* EXERCISE MATERIALS:
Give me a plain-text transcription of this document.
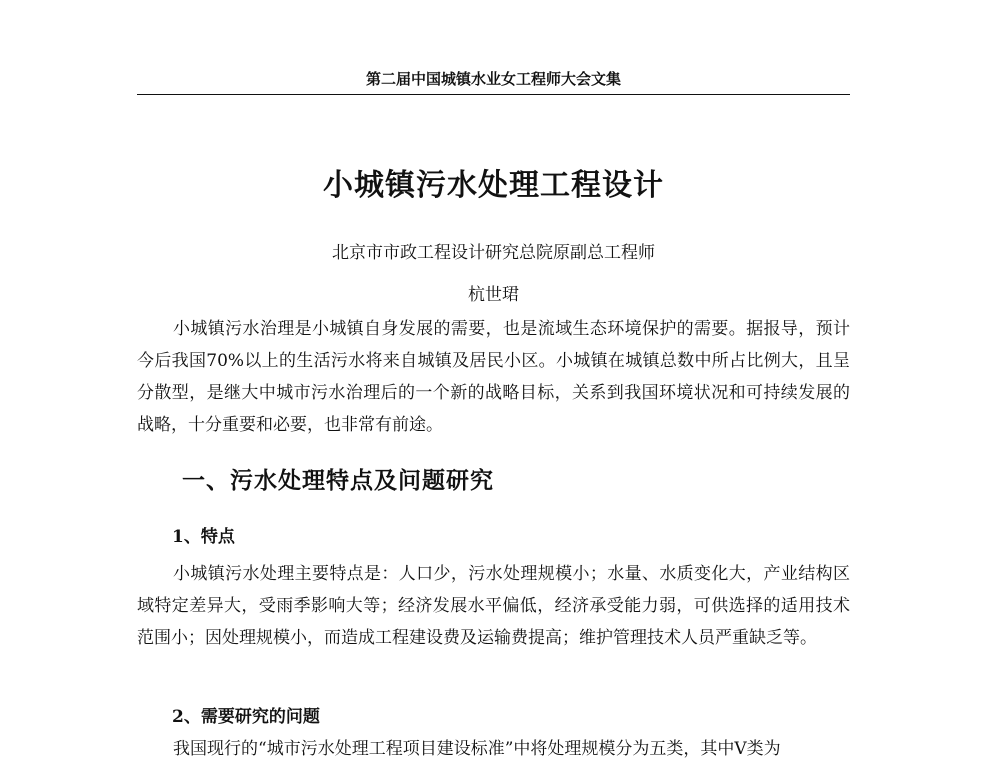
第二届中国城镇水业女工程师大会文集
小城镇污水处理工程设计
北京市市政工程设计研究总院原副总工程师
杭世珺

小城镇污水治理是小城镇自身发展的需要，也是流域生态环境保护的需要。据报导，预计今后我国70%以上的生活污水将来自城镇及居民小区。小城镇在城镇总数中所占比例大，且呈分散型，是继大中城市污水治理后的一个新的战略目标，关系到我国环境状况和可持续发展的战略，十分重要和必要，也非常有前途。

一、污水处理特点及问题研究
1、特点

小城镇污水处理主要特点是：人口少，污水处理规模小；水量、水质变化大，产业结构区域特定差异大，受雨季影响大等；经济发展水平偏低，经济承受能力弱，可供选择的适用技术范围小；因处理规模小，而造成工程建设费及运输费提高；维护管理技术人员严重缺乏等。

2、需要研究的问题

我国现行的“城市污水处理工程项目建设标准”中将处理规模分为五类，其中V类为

--

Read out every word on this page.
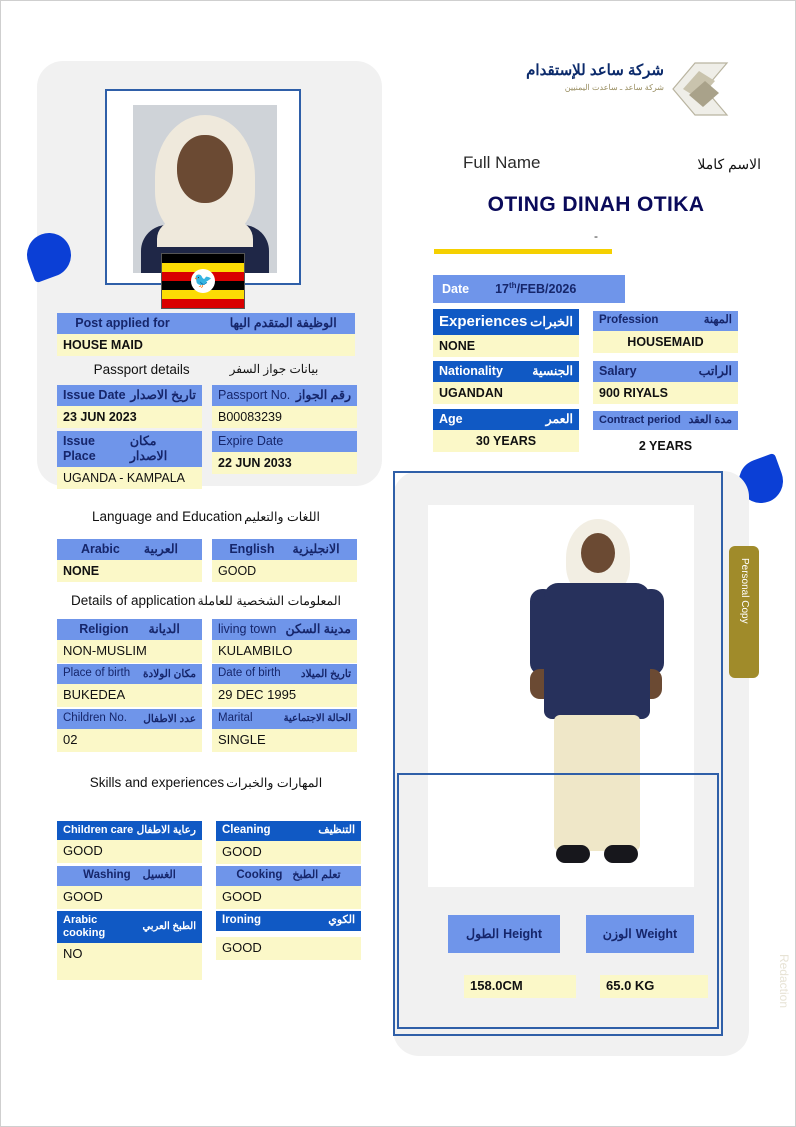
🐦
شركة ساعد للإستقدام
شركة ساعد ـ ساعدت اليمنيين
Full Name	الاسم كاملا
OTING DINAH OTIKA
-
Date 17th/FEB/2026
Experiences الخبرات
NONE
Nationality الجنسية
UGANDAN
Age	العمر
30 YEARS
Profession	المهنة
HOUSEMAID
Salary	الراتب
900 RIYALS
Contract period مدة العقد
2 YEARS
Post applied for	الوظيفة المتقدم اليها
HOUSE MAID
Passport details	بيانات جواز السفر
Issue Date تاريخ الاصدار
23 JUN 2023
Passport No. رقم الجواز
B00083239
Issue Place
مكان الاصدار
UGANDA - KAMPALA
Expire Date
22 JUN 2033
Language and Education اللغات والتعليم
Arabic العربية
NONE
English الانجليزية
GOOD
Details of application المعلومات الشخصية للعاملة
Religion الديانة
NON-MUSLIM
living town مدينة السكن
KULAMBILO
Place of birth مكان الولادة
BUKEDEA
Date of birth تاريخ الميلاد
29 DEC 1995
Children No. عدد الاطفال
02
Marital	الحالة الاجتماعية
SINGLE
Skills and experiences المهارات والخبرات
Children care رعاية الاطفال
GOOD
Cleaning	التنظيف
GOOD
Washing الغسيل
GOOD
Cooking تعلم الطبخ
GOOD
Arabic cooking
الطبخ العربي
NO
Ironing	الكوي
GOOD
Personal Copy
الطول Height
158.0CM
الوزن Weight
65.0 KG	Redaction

* GIVEN EXERCISE:
Each line that has the word "this" should be copied.

* EXERCISE OUTPUT:
Give me a plain-text transcription of this document.
Read out every word on this page.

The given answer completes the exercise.